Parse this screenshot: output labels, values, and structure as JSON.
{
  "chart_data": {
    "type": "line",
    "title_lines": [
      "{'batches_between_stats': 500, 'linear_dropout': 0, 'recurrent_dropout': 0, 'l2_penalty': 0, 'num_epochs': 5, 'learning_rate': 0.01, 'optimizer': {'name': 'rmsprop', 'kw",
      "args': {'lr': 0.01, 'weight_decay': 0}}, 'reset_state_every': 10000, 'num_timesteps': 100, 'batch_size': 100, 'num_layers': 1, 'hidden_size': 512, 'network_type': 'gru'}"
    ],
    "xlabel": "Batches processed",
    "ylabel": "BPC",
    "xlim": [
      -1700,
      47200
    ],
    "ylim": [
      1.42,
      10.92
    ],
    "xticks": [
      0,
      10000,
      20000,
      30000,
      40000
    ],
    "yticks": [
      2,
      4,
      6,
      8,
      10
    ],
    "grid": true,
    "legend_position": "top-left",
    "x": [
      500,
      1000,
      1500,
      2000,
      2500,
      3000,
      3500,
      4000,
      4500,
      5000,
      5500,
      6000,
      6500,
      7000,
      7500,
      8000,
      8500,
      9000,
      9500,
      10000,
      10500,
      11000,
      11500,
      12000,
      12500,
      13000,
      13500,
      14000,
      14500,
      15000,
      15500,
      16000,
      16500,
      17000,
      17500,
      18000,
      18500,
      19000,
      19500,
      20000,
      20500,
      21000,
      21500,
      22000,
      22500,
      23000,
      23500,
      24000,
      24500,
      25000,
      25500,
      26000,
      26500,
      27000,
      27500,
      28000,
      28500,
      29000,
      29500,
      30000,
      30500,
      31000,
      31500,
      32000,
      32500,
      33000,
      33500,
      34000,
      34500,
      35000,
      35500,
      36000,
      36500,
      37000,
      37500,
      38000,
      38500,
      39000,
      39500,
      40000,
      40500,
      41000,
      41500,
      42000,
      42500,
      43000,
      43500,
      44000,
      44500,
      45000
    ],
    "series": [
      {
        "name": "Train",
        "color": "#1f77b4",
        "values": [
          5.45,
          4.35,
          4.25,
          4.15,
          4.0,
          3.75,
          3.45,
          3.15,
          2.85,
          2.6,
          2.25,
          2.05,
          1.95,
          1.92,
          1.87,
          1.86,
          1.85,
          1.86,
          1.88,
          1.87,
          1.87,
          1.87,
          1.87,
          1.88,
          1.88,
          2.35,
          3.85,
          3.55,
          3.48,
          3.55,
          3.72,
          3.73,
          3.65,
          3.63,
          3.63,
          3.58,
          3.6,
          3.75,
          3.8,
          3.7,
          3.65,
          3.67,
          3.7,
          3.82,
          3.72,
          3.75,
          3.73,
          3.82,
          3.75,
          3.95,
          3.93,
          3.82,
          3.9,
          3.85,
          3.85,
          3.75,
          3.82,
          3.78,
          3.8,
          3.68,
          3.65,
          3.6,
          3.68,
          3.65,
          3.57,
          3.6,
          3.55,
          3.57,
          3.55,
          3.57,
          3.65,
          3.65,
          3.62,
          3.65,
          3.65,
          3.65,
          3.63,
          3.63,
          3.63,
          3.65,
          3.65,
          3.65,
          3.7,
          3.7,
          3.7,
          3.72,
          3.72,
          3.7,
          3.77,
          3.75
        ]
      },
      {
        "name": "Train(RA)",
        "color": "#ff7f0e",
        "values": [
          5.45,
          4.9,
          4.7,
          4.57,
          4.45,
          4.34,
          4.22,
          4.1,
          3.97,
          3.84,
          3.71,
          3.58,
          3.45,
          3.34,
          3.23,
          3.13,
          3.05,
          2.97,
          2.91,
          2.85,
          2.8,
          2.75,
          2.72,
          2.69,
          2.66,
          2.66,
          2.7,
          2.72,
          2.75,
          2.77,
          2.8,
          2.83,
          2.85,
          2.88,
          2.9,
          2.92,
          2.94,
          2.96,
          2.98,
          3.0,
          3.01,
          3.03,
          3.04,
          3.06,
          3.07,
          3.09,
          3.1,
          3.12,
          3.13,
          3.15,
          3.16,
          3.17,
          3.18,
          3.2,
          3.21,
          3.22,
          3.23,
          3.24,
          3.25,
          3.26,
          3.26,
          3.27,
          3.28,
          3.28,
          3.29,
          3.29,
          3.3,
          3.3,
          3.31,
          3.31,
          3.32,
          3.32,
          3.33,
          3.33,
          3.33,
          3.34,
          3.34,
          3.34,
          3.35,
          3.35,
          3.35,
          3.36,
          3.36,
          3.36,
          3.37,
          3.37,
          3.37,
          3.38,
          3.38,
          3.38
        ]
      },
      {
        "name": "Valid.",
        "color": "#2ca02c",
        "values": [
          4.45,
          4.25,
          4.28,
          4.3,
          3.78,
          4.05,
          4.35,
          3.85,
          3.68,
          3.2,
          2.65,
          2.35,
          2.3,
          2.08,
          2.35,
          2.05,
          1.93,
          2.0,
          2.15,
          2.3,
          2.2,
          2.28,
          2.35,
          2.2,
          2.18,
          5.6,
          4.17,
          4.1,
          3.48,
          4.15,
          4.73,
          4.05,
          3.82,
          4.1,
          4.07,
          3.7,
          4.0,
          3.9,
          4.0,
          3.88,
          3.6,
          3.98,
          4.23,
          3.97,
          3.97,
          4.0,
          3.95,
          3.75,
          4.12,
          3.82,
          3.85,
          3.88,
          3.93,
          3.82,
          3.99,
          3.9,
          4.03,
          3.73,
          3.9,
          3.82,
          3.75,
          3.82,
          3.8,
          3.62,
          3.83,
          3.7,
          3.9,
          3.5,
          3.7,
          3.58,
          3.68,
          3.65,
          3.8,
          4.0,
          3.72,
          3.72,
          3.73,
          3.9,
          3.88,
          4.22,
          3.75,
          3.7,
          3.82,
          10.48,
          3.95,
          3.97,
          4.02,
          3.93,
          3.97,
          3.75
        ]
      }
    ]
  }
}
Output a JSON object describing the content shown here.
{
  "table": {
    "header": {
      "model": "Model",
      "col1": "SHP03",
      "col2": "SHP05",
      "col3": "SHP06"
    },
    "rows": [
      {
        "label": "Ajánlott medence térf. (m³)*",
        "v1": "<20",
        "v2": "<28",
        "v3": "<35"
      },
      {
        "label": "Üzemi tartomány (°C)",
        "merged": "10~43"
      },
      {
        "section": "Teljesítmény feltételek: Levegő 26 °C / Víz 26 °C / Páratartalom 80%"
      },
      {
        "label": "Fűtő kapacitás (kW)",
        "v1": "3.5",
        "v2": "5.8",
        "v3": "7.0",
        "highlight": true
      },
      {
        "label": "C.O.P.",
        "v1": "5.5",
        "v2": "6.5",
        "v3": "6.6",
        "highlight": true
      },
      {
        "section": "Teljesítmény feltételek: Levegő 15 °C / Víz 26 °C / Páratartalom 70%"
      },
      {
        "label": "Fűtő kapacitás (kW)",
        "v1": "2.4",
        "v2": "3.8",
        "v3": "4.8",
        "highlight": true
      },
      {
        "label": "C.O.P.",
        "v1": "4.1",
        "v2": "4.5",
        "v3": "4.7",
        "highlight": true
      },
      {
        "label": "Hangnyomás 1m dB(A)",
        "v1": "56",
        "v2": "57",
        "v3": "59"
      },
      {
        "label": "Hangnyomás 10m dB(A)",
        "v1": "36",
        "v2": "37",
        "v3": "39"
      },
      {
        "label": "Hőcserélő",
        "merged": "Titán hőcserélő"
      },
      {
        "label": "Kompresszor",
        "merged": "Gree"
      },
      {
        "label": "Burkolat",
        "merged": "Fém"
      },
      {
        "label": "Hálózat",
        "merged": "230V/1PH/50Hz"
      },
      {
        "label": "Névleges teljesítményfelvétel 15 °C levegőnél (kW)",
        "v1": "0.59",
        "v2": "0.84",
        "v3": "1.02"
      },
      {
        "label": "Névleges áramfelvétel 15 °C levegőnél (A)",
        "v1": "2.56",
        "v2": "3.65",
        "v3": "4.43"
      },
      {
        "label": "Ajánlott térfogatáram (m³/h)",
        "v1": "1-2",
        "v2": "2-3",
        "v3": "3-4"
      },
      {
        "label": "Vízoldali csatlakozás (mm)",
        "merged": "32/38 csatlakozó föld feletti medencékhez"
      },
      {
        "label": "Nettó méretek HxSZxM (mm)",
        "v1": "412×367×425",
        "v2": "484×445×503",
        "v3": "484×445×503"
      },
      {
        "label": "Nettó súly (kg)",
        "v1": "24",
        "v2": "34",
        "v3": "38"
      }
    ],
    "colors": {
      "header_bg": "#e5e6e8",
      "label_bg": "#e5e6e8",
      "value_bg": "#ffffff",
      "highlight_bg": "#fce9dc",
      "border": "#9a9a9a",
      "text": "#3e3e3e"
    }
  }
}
———
== What the exercise asks ==
Gather each line of the records holding the string "Nettó".

== Response to this task ==
        "label": "Nettó méretek HxSZxM (mm)",
        "label": "Nettó súly (kg)",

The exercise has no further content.